■ **Directions**
Write out the records word for word, with no pictures.

*** Data records

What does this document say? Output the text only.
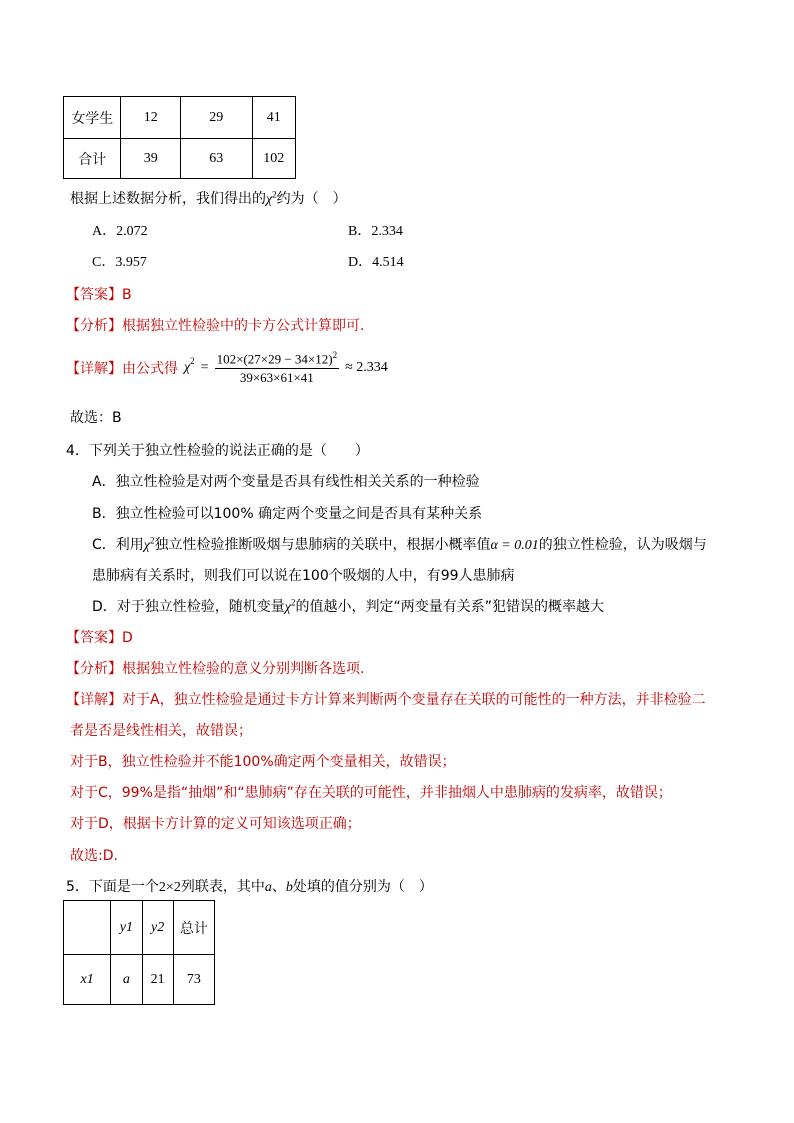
女学生	12	29	41
合计	39	63	102
根据上述数据分析，我们得出的$\chi^2$约为（　）
A．2.072	B．2.334
C．3.957	D．4.514
【答案】B
【分析】根据独立性检验中的卡方公式计算即可.
【详解】 由公式得 $\chi^2 = \frac{102\times(27\times 29 - 34\times 12)^2}{39\times 63\times 61\times 41} \approx 2.334$
故选：B
4．下列关于独立性检验的说法正确的是（　　）
A．独立性检验是对两个变量是否具有线性相关关系的一种检验
B．独立性检验可以100% 确定两个变量之间是否具有某种关系
C．利用$\chi^2$独立性检验推断吸烟与患肺病的关联中，根据小概率值α = 0.01的独立性检验，认为吸烟与
患肺病有关系时，则我们可以说在100个吸烟的人中，有99人患肺病
D．对于独立性检验，随机变量$\chi^2$的值越小，判定“两变量有关系”犯错误的概率越大
【答案】D
【分析】根据独立性检验的意义分别判断各选项.
【详解】对于A，独立性检验是通过卡方计算来判断两个变量存在关联的可能性的一种方法，并非检验二
者是否是线性相关，故错误；
对于B，独立性检验并不能100%确定两个变量相关，故错误；
对于C，99%是指“抽烟”和“患肺病”存在关联的可能性，并非抽烟人中患肺病的发病率，故错误；
对于D，根据卡方计算的定义可知该选项正确；
故选:D.
5．下面是一个2×2列联表，其中a、b处填的值分别为（　）
	y1	y2	总计
x1	a	21	73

******

■ **Exercise solution**
What does this document say? Output the text only.
女学生	12	29	41
合计	39	63	102
根据上述数据分析，我们得出的$\chi^2$约为（　）
A．2.072	B．2.334
C．3.957	D．4.514
【答案】B
【分析】根据独立性检验中的卡方公式计算即可.
【详解】 由公式得 $\chi^2 = \frac{102\times(27\times 29 - 34\times 12)^2}{39\times 63\times 61\times 41} \approx 2.334$
故选：B
4．下列关于独立性检验的说法正确的是（　　）
A．独立性检验是对两个变量是否具有线性相关关系的一种检验
B．独立性检验可以100% 确定两个变量之间是否具有某种关系
C．利用$\chi^2$独立性检验推断吸烟与患肺病的关联中，根据小概率值α = 0.01的独立性检验，认为吸烟与
患肺病有关系时，则我们可以说在100个吸烟的人中，有99人患肺病
D．对于独立性检验，随机变量$\chi^2$的值越小，判定“两变量有关系”犯错误的概率越大
【答案】D
【分析】根据独立性检验的意义分别判断各选项.
【详解】对于A，独立性检验是通过卡方计算来判断两个变量存在关联的可能性的一种方法，并非检验二
者是否是线性相关，故错误；
对于B，独立性检验并不能100%确定两个变量相关，故错误；
对于C，99%是指“抽烟”和“患肺病”存在关联的可能性，并非抽烟人中患肺病的发病率，故错误；
对于D，根据卡方计算的定义可知该选项正确；
故选:D.
5．下面是一个2×2列联表，其中a、b处填的值分别为（　）
	y1	y2	总计
x1	a	21	73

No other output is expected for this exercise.